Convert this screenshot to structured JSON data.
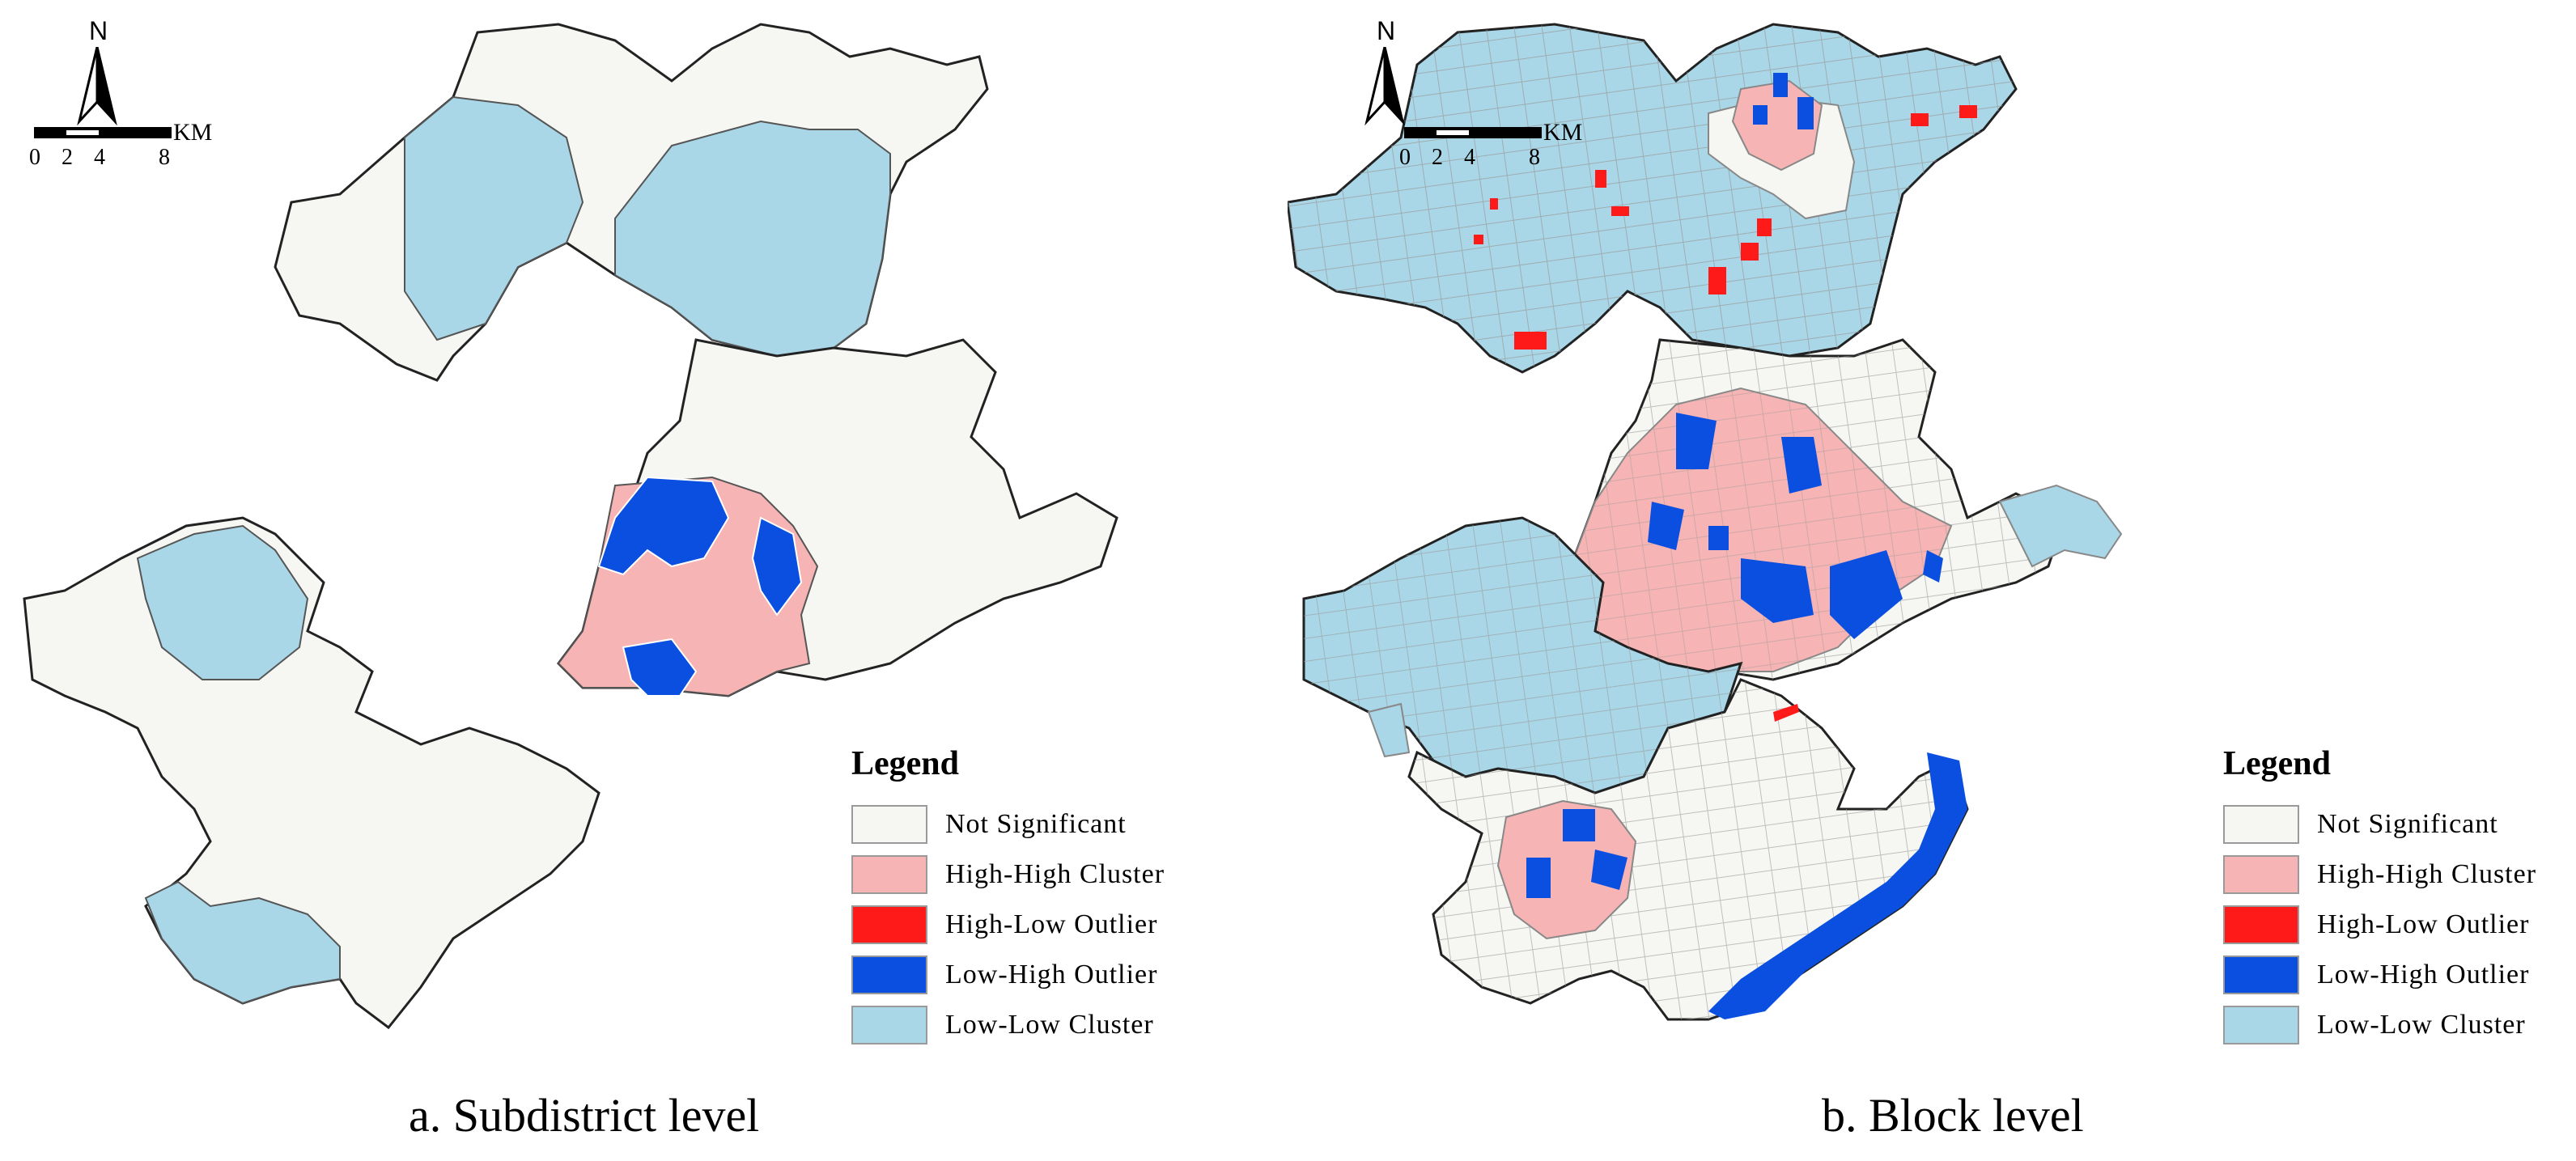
{
  "legend": {
    "title": "Legend",
    "items": [
      {
        "label": "Not Significant",
        "color": "#f6f6f2"
      },
      {
        "label": "High-High Cluster",
        "color": "#f7b4b4"
      },
      {
        "label": "High-Low Outlier",
        "color": "#ff1a1a"
      },
      {
        "label": "Low-High Outlier",
        "color": "#0a4fe0"
      },
      {
        "label": "Low-Low Cluster",
        "color": "#a9d7e8"
      }
    ]
  },
  "north_arrow": {
    "letter": "N"
  },
  "scale": {
    "unit": "KM",
    "ticks": [
      "0",
      "2",
      "4",
      "8"
    ]
  },
  "panels": [
    {
      "caption": "a. Subdistrict level"
    },
    {
      "caption": "b. Block level"
    }
  ]
}
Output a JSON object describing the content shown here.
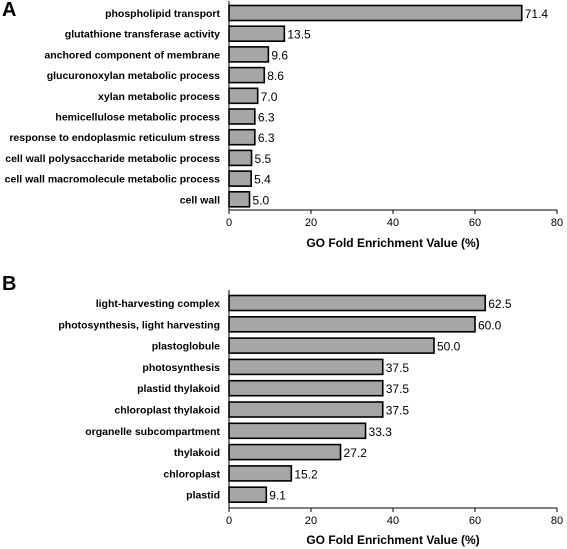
{
  "colors": {
    "bar_fill": "#a6a6a6",
    "bar_stroke": "#000000",
    "text": "#000000"
  },
  "chart_data": [
    {
      "type": "bar",
      "orientation": "horizontal",
      "panel": "A",
      "categories": [
        "phospholipid transport",
        "glutathione transferase activity",
        "anchored component of membrane",
        "glucuronoxylan metabolic process",
        "xylan metabolic process",
        "hemicellulose metabolic process",
        "response to endoplasmic reticulum stress",
        "cell wall polysaccharide metabolic process",
        "cell wall macromolecule metabolic process",
        "cell wall"
      ],
      "values": [
        71.4,
        13.5,
        9.6,
        8.6,
        7.0,
        6.3,
        6.3,
        5.5,
        5.4,
        5.0
      ],
      "value_labels": [
        "71.4",
        "13.5",
        "9.6",
        "8.6",
        "7.0",
        "6.3",
        "6.3",
        "5.5",
        "5.4",
        "5.0"
      ],
      "xlabel": "GO Fold Enrichment Value (%)",
      "xlim": [
        0,
        80
      ],
      "xticks": [
        "0",
        "20",
        "40",
        "60",
        "80"
      ],
      "grid": false,
      "legend": "none"
    },
    {
      "type": "bar",
      "orientation": "horizontal",
      "panel": "B",
      "categories": [
        "light-harvesting complex",
        "photosynthesis, light harvesting",
        "plastoglobule",
        "photosynthesis",
        "plastid thylakoid",
        "chloroplast thylakoid",
        "organelle subcompartment",
        "thylakoid",
        "chloroplast",
        "plastid"
      ],
      "values": [
        62.5,
        60.0,
        50.0,
        37.5,
        37.5,
        37.5,
        33.3,
        27.2,
        15.2,
        9.1
      ],
      "value_labels": [
        "62.5",
        "60.0",
        "50.0",
        "37.5",
        "37.5",
        "37.5",
        "33.3",
        "27.2",
        "15.2",
        "9.1"
      ],
      "xlabel": "GO Fold Enrichment Value (%)",
      "xlim": [
        0,
        80
      ],
      "xticks": [
        "0",
        "20",
        "40",
        "60",
        "80"
      ],
      "grid": false,
      "legend": "none"
    }
  ]
}
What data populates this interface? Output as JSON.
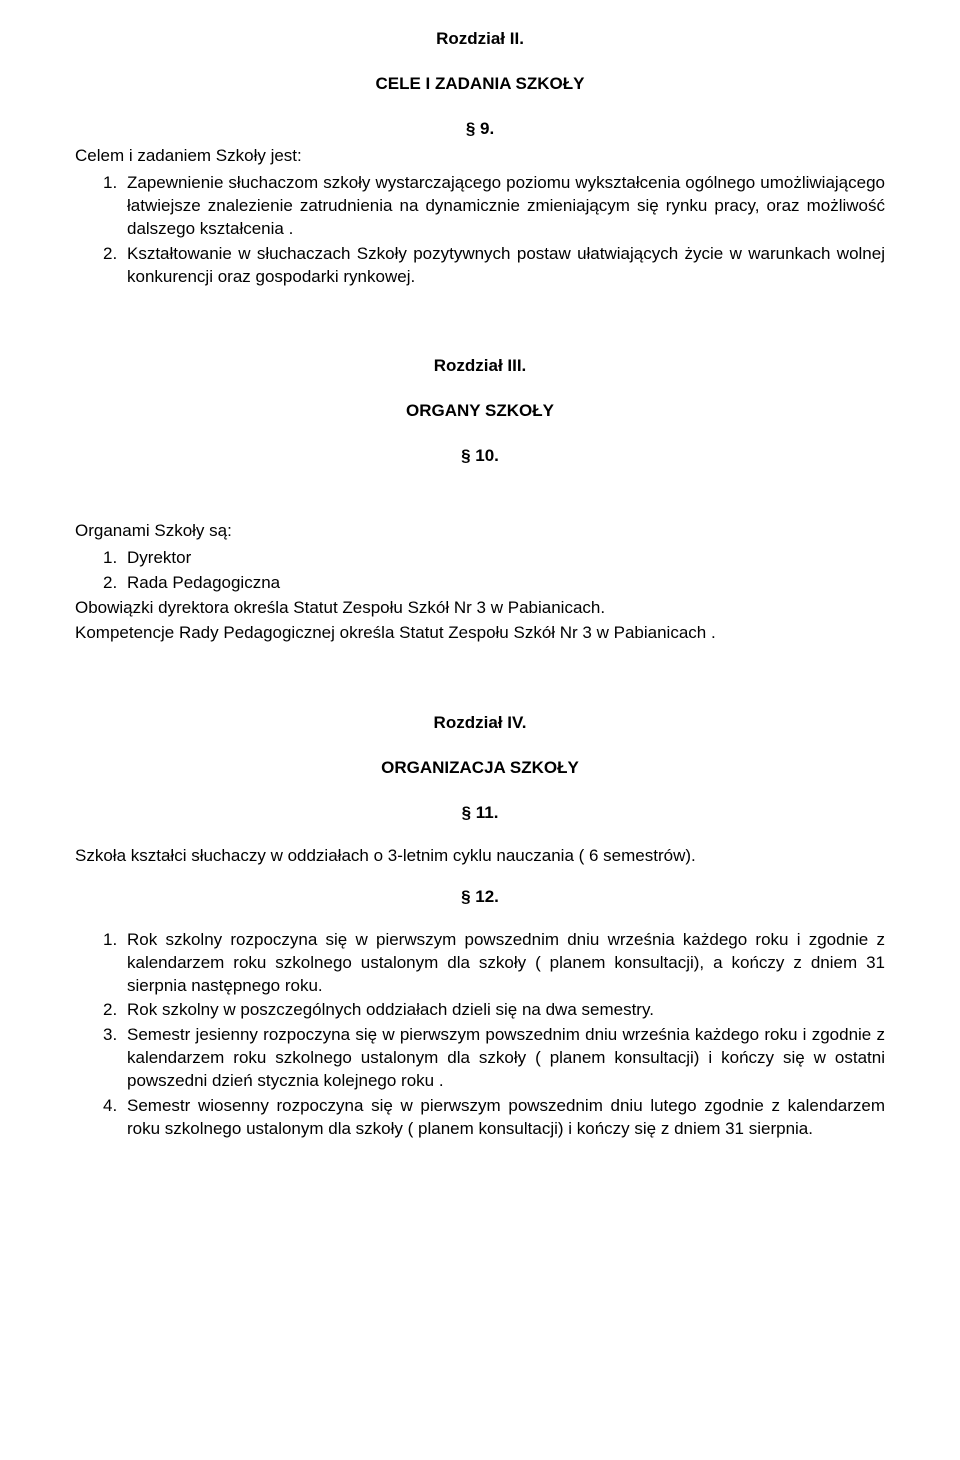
{
  "chapter2": {
    "heading": "Rozdział II.",
    "title": "CELE I  ZADANIA SZKOŁY",
    "para9": {
      "number": "§  9.",
      "intro": "Celem i  zadaniem Szkoły jest:",
      "items": [
        {
          "marker": "1.",
          "text": "Zapewnienie słuchaczom szkoły wystarczającego poziomu wykształcenia ogólnego umożliwiającego łatwiejsze znalezienie zatrudnienia na dynamicznie zmieniającym się rynku pracy, oraz możliwość dalszego kształcenia ."
        },
        {
          "marker": "2.",
          "text": "Kształtowanie w słuchaczach Szkoły pozytywnych postaw ułatwiających życie w  warunkach wolnej konkurencji oraz gospodarki rynkowej."
        }
      ]
    }
  },
  "chapter3": {
    "heading": "Rozdział III.",
    "title": "ORGANY SZKOŁY",
    "para10": {
      "number": "§  10.",
      "intro": "Organami Szkoły są:",
      "items": [
        {
          "marker": "1.",
          "text": "Dyrektor"
        },
        {
          "marker": "2.",
          "text": "Rada Pedagogiczna"
        }
      ],
      "after1": "Obowiązki dyrektora określa Statut Zespołu Szkół Nr 3   w Pabianicach.",
      "after2": "Kompetencje Rady Pedagogicznej określa Statut Zespołu Szkół Nr 3 w Pabianicach ."
    }
  },
  "chapter4": {
    "heading": "Rozdział IV.",
    "title": "ORGANIZACJA SZKOŁY",
    "para11": {
      "number": "§  11.",
      "text": "Szkoła kształci słuchaczy w   oddziałach o 3-letnim cyklu nauczania ( 6 semestrów)."
    },
    "para12": {
      "number": "§  12.",
      "items": [
        {
          "marker": "1.",
          "text": "Rok szkolny rozpoczyna się w pierwszym powszednim dniu września każdego roku i zgodnie z kalendarzem roku szkolnego ustalonym dla szkoły ( planem konsultacji), a kończy z dniem 31 sierpnia następnego roku."
        },
        {
          "marker": "2.",
          "text": "Rok szkolny w   poszczególnych oddziałach dzieli się na dwa semestry."
        },
        {
          "marker": "3.",
          "text": "Semestr jesienny rozpoczyna się w pierwszym powszednim dniu września każdego roku i zgodnie z kalendarzem roku szkolnego ustalonym dla szkoły ( planem konsultacji) i kończy się w ostatni powszedni dzień stycznia kolejnego roku ."
        },
        {
          "marker": "4.",
          "text": "Semestr wiosenny rozpoczyna się w pierwszym powszednim dniu lutego zgodnie z kalendarzem roku szkolnego ustalonym dla szkoły ( planem konsultacji) i kończy się z dniem 31 sierpnia."
        }
      ]
    }
  }
}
*****
## The task
Return each line of the data, keeping its wording exact and omitting pictures.

## Solution below
Convert this screenshot to structured JSON data.
{
  "legend": {
    "title": "Legend",
    "items": [
      {
        "label": "Not Significant",
        "color": "#f6f6f2"
      },
      {
        "label": "High-High Cluster",
        "color": "#f7b4b4"
      },
      {
        "label": "High-Low Outlier",
        "color": "#ff1a1a"
      },
      {
        "label": "Low-High Outlier",
        "color": "#0a4fe0"
      },
      {
        "label": "Low-Low Cluster",
        "color": "#a9d7e8"
      }
    ]
  },
  "north_arrow": {
    "letter": "N"
  },
  "scale": {
    "unit": "KM",
    "ticks": [
      "0",
      "2",
      "4",
      "8"
    ]
  },
  "panels": [
    {
      "caption": "a. Subdistrict level"
    },
    {
      "caption": "b. Block level"
    }
  ]
}
Output a JSON object describing the content shown here.
{
  "colors": {
    "bar_fill": "#a6a6a6",
    "bar_stroke": "#000000",
    "text": "#000000"
  },
  "chart_data": [
    {
      "type": "bar",
      "orientation": "horizontal",
      "panel": "A",
      "categories": [
        "phospholipid transport",
        "glutathione transferase activity",
        "anchored component of membrane",
        "glucuronoxylan metabolic process",
        "xylan metabolic process",
        "hemicellulose metabolic process",
        "response to endoplasmic reticulum stress",
        "cell wall polysaccharide metabolic process",
        "cell wall macromolecule metabolic process",
        "cell wall"
      ],
      "values": [
        71.4,
        13.5,
        9.6,
        8.6,
        7.0,
        6.3,
        6.3,
        5.5,
        5.4,
        5.0
      ],
      "value_labels": [
        "71.4",
        "13.5",
        "9.6",
        "8.6",
        "7.0",
        "6.3",
        "6.3",
        "5.5",
        "5.4",
        "5.0"
      ],
      "xlabel": "GO Fold Enrichment Value (%)",
      "xlim": [
        0,
        80
      ],
      "xticks": [
        "0",
        "20",
        "40",
        "60",
        "80"
      ],
      "grid": false,
      "legend": "none"
    },
    {
      "type": "bar",
      "orientation": "horizontal",
      "panel": "B",
      "categories": [
        "light-harvesting complex",
        "photosynthesis, light harvesting",
        "plastoglobule",
        "photosynthesis",
        "plastid thylakoid",
        "chloroplast thylakoid",
        "organelle subcompartment",
        "thylakoid",
        "chloroplast",
        "plastid"
      ],
      "values": [
        62.5,
        60.0,
        50.0,
        37.5,
        37.5,
        37.5,
        33.3,
        27.2,
        15.2,
        9.1
      ],
      "value_labels": [
        "62.5",
        "60.0",
        "50.0",
        "37.5",
        "37.5",
        "37.5",
        "33.3",
        "27.2",
        "15.2",
        "9.1"
      ],
      "xlabel": "GO Fold Enrichment Value (%)",
      "xlim": [
        0,
        80
      ],
      "xticks": [
        "0",
        "20",
        "40",
        "60",
        "80"
      ],
      "grid": false,
      "legend": "none"
    }
  ]
}
What data populates this interface? Output as JSON.
{
  "chapter2": {
    "heading": "Rozdział II.",
    "title": "CELE I  ZADANIA SZKOŁY",
    "para9": {
      "number": "§  9.",
      "intro": "Celem i  zadaniem Szkoły jest:",
      "items": [
        {
          "marker": "1.",
          "text": "Zapewnienie słuchaczom szkoły wystarczającego poziomu wykształcenia ogólnego umożliwiającego łatwiejsze znalezienie zatrudnienia na dynamicznie zmieniającym się rynku pracy, oraz możliwość dalszego kształcenia ."
        },
        {
          "marker": "2.",
          "text": "Kształtowanie w słuchaczach Szkoły pozytywnych postaw ułatwiających życie w  warunkach wolnej konkurencji oraz gospodarki rynkowej."
        }
      ]
    }
  },
  "chapter3": {
    "heading": "Rozdział III.",
    "title": "ORGANY SZKOŁY",
    "para10": {
      "number": "§  10.",
      "intro": "Organami Szkoły są:",
      "items": [
        {
          "marker": "1.",
          "text": "Dyrektor"
        },
        {
          "marker": "2.",
          "text": "Rada Pedagogiczna"
        }
      ],
      "after1": "Obowiązki dyrektora określa Statut Zespołu Szkół Nr 3   w Pabianicach.",
      "after2": "Kompetencje Rady Pedagogicznej określa Statut Zespołu Szkół Nr 3 w Pabianicach ."
    }
  },
  "chapter4": {
    "heading": "Rozdział IV.",
    "title": "ORGANIZACJA SZKOŁY",
    "para11": {
      "number": "§  11.",
      "text": "Szkoła kształci słuchaczy w   oddziałach o 3-letnim cyklu nauczania ( 6 semestrów)."
    },
    "para12": {
      "number": "§  12.",
      "items": [
        {
          "marker": "1.",
          "text": "Rok szkolny rozpoczyna się w pierwszym powszednim dniu września każdego roku i zgodnie z kalendarzem roku szkolnego ustalonym dla szkoły ( planem konsultacji), a kończy z dniem 31 sierpnia następnego roku."
        },
        {
          "marker": "2.",
          "text": "Rok szkolny w   poszczególnych oddziałach dzieli się na dwa semestry."
        },
        {
          "marker": "3.",
          "text": "Semestr jesienny rozpoczyna się w pierwszym powszednim dniu września każdego roku i zgodnie z kalendarzem roku szkolnego ustalonym dla szkoły ( planem konsultacji) i kończy się w ostatni powszedni dzień stycznia kolejnego roku ."
        },
        {
          "marker": "4.",
          "text": "Semestr wiosenny rozpoczyna się w pierwszym powszednim dniu lutego zgodnie z kalendarzem roku szkolnego ustalonym dla szkoły ( planem konsultacji) i kończy się z dniem 31 sierpnia."
        }
      ]
    }
  }
}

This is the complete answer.